## [Document extract]
----

Step 3: Write the Procedures (procedure-level playbooks)
Procedures should be testable. Build them around events:
- Onboarding: how new hires and third parties are identified, assigned training, and tracked.
- Role change: how privileged/admin users get additional training requirements.
- Recurring awareness: how you schedule periodic training, reminders, and consequences for non-completion.
- Content management: who updates content, how often, and how you validate it remains relevant to your environment.
- Recordkeeping: where completion evidence lives, retention expectations, and who can export it for auditors.
- Exception process: criteria, approvals, compensating actions, and expiry. 1
Make coordination explicit: Name the systems that drive truth (HRIS for employment status; IAM for access rosters; LMS for completion). Then document the reconciliation step that prevents “phantom compliance” (people with access but not assigned training). 1
Step 4: Disseminate (and prove dissemination)
Dissemination means more than “posted on the intranet.”
- Publish policy/procedures in a controlled repository accessible to in-scope staff.
- Communicate release and updates via formal channels (email, ticket announcement, LMS announcement).
- Ensure managers know their responsibilities (tracking, escalation).
- Require acknowledgments if that’s your chosen mechanism, and retain evidence of acknowledgments. 1
Minimum proof standard: You should be able to show an auditor where the policy lives, who received it, and how updates are communicated. 1
Step 5: Operationalize compliance monitoring
Set up routine checks tied to the “compliance” element:
- Generate completion reports for in-scope populations.
- Track overdue training and document escalations.
- Sample-check that privileged users received role-based training.
- Periodically validate the population list against access rosters. 1
Where Daydream fits naturally: If you struggle to keep population scoping, evidence exports, and version history consistent across teams, Daydream can centralize the control narrative (policy + procedures) and attach operating evidence to the control so you can answer assessor requests without rebuilding context each time. Use it as your system of record for approvals, versions, and artifacts rather than scattering proof across email, shared drives, and LMS screenshots.

----

## [Supplied information]
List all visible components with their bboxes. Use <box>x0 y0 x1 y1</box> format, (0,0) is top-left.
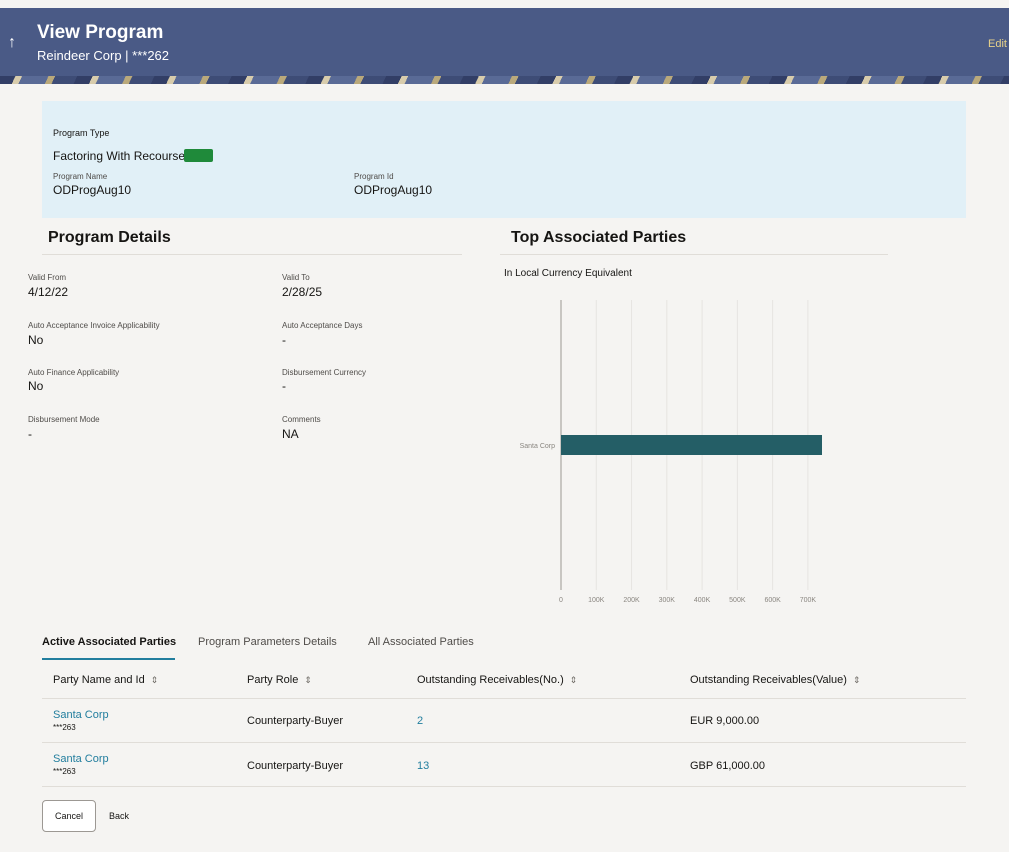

----

## [Task statement]
Reproduce word for word the guide above on writing, disseminating, and monitoring training procedures.

## [Complete output]
Step 3: Write the Procedures (procedure-level playbooks)
Procedures should be testable. Build them around events:
- Onboarding: how new hires and third parties are identified, assigned training, and tracked.
- Role change: how privileged/admin users get additional training requirements.
- Recurring awareness: how you schedule periodic training, reminders, and consequences for non-completion.
- Content management: who updates content, how often, and how you validate it remains relevant to your environment.
- Recordkeeping: where completion evidence lives, retention expectations, and who can export it for auditors.
- Exception process: criteria, approvals, compensating actions, and expiry. 1
Make coordination explicit: Name the systems that drive truth (HRIS for employment status; IAM for access rosters; LMS for completion). Then document the reconciliation step that prevents “phantom compliance” (people with access but not assigned training). 1
Step 4: Disseminate (and prove dissemination)
Dissemination means more than “posted on the intranet.”
- Publish policy/procedures in a controlled repository accessible to in-scope staff.
- Communicate release and updates via formal channels (email, ticket announcement, LMS announcement).
- Ensure managers know their responsibilities (tracking, escalation).
- Require acknowledgments if that’s your chosen mechanism, and retain evidence of acknowledgments. 1
Minimum proof standard: You should be able to show an auditor where the policy lives, who received it, and how updates are communicated. 1
Step 5: Operationalize compliance monitoring
Set up routine checks tied to the “compliance” element:
- Generate completion reports for in-scope populations.
- Track overdue training and document escalations.
- Sample-check that privileged users received role-based training.
- Periodically validate the population list against access rosters. 1
Where Daydream fits naturally: If you struggle to keep population scoping, evidence exports, and version history consistent across teams, Daydream can centralize the control narrative (policy + procedures) and attach operating evidence to the control so you can answer assessor requests without rebuilding context each time. Use it as your system of record for approvals, versions, and artifacts rather than scattering proof across email, shared drives, and LMS screenshots.